→ Required task: Collect each line containing "frac".

→ Supplied records:
§

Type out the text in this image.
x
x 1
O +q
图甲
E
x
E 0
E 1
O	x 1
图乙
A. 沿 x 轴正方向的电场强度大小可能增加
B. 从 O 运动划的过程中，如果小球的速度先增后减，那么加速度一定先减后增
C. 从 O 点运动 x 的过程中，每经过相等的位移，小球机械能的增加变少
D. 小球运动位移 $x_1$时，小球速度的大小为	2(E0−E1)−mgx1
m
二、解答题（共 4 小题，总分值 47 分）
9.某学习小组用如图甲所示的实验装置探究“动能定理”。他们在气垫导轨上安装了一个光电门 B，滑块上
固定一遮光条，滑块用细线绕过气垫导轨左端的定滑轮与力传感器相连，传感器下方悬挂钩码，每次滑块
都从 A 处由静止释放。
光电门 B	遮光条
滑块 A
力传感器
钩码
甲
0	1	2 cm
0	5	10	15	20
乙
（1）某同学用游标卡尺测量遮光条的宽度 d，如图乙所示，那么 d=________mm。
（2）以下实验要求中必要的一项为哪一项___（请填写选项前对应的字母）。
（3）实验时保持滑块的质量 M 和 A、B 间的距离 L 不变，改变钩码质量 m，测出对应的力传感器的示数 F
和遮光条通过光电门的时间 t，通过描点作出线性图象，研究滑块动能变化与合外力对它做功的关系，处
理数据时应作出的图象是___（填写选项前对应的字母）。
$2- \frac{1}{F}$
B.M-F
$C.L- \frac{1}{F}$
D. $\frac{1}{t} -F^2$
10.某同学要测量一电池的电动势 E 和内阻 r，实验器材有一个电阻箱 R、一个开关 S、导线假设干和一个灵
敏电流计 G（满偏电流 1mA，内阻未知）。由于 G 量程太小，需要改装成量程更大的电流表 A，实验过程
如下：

§

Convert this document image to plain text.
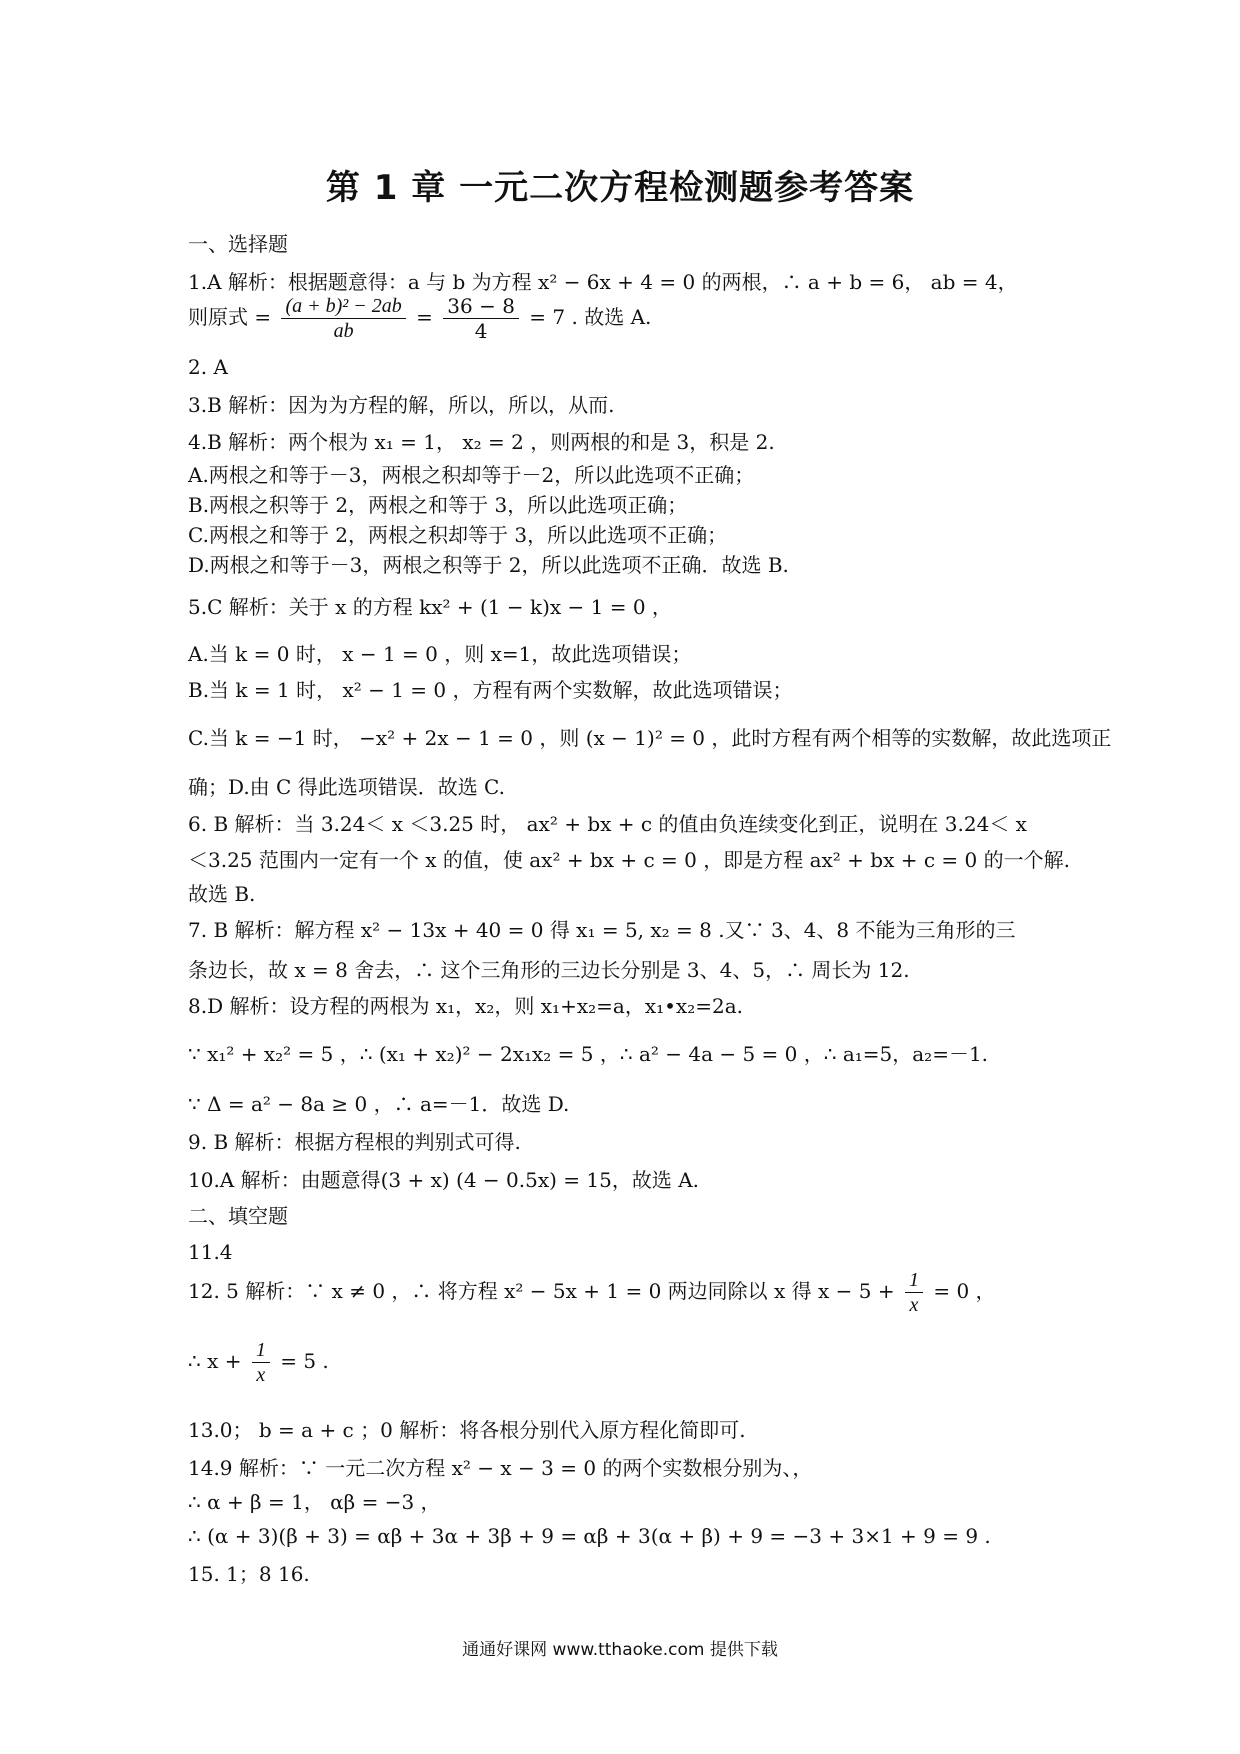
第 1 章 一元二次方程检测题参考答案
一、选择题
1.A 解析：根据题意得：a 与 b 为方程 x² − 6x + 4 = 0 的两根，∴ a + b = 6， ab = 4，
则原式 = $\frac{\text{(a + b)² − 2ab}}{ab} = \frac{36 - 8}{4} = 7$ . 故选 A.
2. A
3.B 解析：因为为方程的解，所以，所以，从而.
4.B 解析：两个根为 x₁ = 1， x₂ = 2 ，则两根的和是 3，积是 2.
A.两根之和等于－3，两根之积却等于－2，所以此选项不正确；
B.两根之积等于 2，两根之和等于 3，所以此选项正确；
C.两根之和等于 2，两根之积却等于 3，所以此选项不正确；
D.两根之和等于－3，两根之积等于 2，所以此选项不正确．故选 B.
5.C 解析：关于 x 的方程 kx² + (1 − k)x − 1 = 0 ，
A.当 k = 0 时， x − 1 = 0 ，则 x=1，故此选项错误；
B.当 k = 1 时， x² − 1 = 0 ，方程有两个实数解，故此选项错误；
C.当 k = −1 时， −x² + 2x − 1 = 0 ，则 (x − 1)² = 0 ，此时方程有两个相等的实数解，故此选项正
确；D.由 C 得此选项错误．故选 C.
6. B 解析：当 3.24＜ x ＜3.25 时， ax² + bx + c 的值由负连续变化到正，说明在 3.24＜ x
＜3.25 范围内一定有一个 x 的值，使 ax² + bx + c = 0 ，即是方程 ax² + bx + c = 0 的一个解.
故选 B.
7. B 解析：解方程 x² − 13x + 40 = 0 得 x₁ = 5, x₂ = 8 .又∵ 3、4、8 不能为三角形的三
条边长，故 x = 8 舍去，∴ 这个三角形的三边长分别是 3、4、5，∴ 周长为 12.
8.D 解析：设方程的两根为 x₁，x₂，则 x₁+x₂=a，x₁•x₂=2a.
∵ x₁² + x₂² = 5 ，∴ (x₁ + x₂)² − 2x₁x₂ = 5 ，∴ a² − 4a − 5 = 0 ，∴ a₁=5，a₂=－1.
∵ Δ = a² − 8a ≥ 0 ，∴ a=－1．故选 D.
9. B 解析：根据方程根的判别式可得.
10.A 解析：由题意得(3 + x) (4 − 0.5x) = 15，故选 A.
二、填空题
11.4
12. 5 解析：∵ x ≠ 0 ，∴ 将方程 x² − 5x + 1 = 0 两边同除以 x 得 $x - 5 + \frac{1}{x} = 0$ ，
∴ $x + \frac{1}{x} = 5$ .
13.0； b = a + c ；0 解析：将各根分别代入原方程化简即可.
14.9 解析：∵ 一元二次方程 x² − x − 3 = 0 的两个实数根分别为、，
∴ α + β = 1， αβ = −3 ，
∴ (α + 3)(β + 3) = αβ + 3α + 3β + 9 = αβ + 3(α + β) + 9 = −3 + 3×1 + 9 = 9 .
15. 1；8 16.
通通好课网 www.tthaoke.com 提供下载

§

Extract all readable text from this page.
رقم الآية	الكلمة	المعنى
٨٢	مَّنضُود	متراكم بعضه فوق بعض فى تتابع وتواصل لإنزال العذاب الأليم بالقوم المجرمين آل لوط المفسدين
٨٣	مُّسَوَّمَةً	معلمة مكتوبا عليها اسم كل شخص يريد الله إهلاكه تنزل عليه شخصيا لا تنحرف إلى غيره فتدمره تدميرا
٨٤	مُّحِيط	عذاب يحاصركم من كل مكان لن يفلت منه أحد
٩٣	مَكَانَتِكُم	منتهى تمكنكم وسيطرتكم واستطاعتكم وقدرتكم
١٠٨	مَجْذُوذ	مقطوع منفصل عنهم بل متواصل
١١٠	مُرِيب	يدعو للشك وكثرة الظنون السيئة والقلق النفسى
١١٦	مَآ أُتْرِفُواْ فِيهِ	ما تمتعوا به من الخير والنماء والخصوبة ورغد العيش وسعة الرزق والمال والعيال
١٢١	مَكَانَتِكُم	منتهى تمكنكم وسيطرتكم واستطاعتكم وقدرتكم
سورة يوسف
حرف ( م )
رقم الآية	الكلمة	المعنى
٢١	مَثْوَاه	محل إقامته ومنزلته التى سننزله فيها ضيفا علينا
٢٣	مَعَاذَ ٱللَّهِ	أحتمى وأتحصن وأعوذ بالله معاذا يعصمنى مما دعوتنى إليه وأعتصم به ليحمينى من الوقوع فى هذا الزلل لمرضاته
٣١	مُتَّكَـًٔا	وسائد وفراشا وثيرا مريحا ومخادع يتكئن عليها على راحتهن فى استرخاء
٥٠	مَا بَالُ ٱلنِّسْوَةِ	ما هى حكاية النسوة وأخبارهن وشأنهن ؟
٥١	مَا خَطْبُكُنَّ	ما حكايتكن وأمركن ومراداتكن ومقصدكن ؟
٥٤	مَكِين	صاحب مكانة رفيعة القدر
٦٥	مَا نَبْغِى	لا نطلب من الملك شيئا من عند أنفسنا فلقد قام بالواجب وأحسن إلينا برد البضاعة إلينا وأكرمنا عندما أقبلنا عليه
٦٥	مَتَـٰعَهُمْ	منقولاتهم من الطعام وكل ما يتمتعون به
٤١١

§

→ Answer for this exercise:
$2- \frac{1}{F}$
$C.L- \frac{1}{F}$
D. $\frac{1}{t} -F^2$
则原式 = $\frac{\text{(a + b)² − 2ab}}{ab} = \frac{36 - 8}{4} = 7$ . 故选 A.
12. 5 解析：∵ x ≠ 0 ，∴ 将方程 x² − 5x + 1 = 0 两边同除以 x 得 $x - 5 + \frac{1}{x} = 0$ ，
∴ $x + \frac{1}{x} = 5$ .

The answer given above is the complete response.